___ Exercise data ___

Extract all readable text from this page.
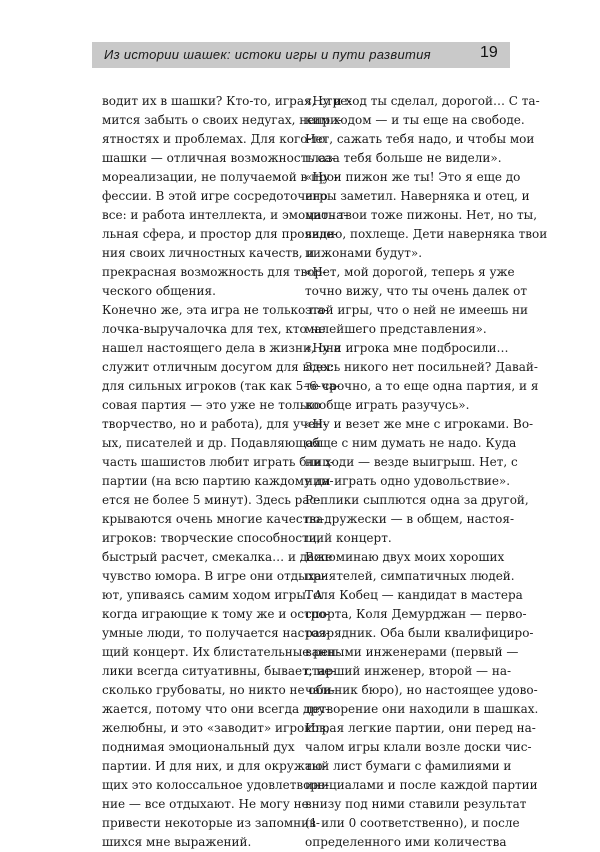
Из истории шашек: истоки игры и пути развития	19
водит их в шашки? Кто-то, играя, стре-
мится забыть о своих недугах, непри-
ятностях и проблемах. Для кого-то
шашки — отличная возможность са-
мореализации, не получаемой в про-
фессии. В этой игре сосредоточено
все: и работа интеллекта, и эмоциона-
льная сфера, и простор для проявле-
ния своих личностных качеств, и
прекрасная возможность для твор-
ческого общения.
Конечно же, эта игра не только па-
лочка-выручалочка для тех, кто не
нашел настоящего дела в жизни, она
служит отличным досугом для всех:
для сильных игроков (так как 5–6-ча-
совая партия — это уже не только
творчество, но и работа), для учен-
ых, писателей и др. Подавляющая
часть шашистов любит играть блиц-
партии (на всю партию каждому да-
ется не более 5 минут). Здесь рас-
крываются очень многие качества
игроков: творческие способности,
быстрый расчет, смекалка… и даже
чувство юмора. В игре они отдыха-
ют, упиваясь самим ходом игры. А
когда играющие к тому же и остро-
умные люди, то получается настоя-
щий концерт. Их блистательные реп-
лики всегда ситуативны, бывает, не-
сколько грубоваты, но никто не оби-
жается, потому что они всегда дру-
желюбны, и это «заводит» игроков,
поднимая эмоциональный дух
партии. И для них, и для окружаю-
щих это колоссальное удовлетворе-
ние — все отдыхают. Не могу не
привести некоторые из запомнив-
шихся мне выражений.
«Ну и ход ты сделал, дорогой… С та-
ким ходом — и ты еще на свободе.
Нет, сажать тебя надо, и чтобы мои
глаза тебя больше не видели».
«Ну и пижон же ты! Это я еще до
игры заметил. Наверняка и отец, и
мать твои тоже пижоны. Нет, но ты,
видно, похлеще. Дети наверняка твои
пижонами будут».
«Нет, мой дорогой, теперь я уже
точно вижу, что ты очень далек от
этой игры, что о ней не имеешь ни
малейшего представления».
«Ну и игрока мне подбросили…
Здесь никого нет посильней? Давай-
те срочно, а то еще одна партия, и я
вообще играть разучусь».
«Ну и везет же мне с игроками. Во-
обще с ним думать не надо. Куда
ни ходи — везде выигрыш. Нет, с
ним играть одно удовольствие».
Реплики сыплются одна за другой,
по-дружески — в общем, настоя-
щий концерт.
Вспоминаю двух моих хороших
приятелей, симпатичных людей.
Толя Кобец — кандидат в мастера
спорта, Коля Демурджан — перво-
разрядник. Оба были квалифициро-
ванными инженерами (первый —
старший инженер, второй — на-
чальник бюро), но настоящее удово-
летворение они находили в шашках.
Играя легкие партии, они перед на-
чалом игры клали возле доски чис-
тый лист бумаги с фамилиями и
инициалами и после каждой партии
внизу под ними ставили результат
(1 или 0 соответственно), и после
определенного ими количества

___

*What the task asks*:
Print every entry above again without changing a word, and omit the pictures.

*Problem solution*:
Extract all readable text from this page.
Из истории шашек: истоки игры и пути развития	19
водит их в шашки? Кто-то, играя, стре-
мится забыть о своих недугах, непри-
ятностях и проблемах. Для кого-то
шашки — отличная возможность са-
мореализации, не получаемой в про-
фессии. В этой игре сосредоточено
все: и работа интеллекта, и эмоциона-
льная сфера, и простор для проявле-
ния своих личностных качеств, и
прекрасная возможность для твор-
ческого общения.
Конечно же, эта игра не только па-
лочка-выручалочка для тех, кто не
нашел настоящего дела в жизни, она
служит отличным досугом для всех:
для сильных игроков (так как 5–6-ча-
совая партия — это уже не только
творчество, но и работа), для учен-
ых, писателей и др. Подавляющая
часть шашистов любит играть блиц-
партии (на всю партию каждому да-
ется не более 5 минут). Здесь рас-
крываются очень многие качества
игроков: творческие способности,
быстрый расчет, смекалка… и даже
чувство юмора. В игре они отдыха-
ют, упиваясь самим ходом игры. А
когда играющие к тому же и остро-
умные люди, то получается настоя-
щий концерт. Их блистательные реп-
лики всегда ситуативны, бывает, не-
сколько грубоваты, но никто не оби-
жается, потому что они всегда дру-
желюбны, и это «заводит» игроков,
поднимая эмоциональный дух
партии. И для них, и для окружаю-
щих это колоссальное удовлетворе-
ние — все отдыхают. Не могу не
привести некоторые из запомнив-
шихся мне выражений.
«Ну и ход ты сделал, дорогой… С та-
ким ходом — и ты еще на свободе.
Нет, сажать тебя надо, и чтобы мои
глаза тебя больше не видели».
«Ну и пижон же ты! Это я еще до
игры заметил. Наверняка и отец, и
мать твои тоже пижоны. Нет, но ты,
видно, похлеще. Дети наверняка твои
пижонами будут».
«Нет, мой дорогой, теперь я уже
точно вижу, что ты очень далек от
этой игры, что о ней не имеешь ни
малейшего представления».
«Ну и игрока мне подбросили…
Здесь никого нет посильней? Давай-
те срочно, а то еще одна партия, и я
вообще играть разучусь».
«Ну и везет же мне с игроками. Во-
обще с ним думать не надо. Куда
ни ходи — везде выигрыш. Нет, с
ним играть одно удовольствие».
Реплики сыплются одна за другой,
по-дружески — в общем, настоя-
щий концерт.
Вспоминаю двух моих хороших
приятелей, симпатичных людей.
Толя Кобец — кандидат в мастера
спорта, Коля Демурджан — перво-
разрядник. Оба были квалифициро-
ванными инженерами (первый —
старший инженер, второй — на-
чальник бюро), но настоящее удово-
летворение они находили в шашках.
Играя легкие партии, они перед на-
чалом игры клали возле доски чис-
тый лист бумаги с фамилиями и
инициалами и после каждой партии
внизу под ними ставили результат
(1 или 0 соответственно), и после
определенного ими количества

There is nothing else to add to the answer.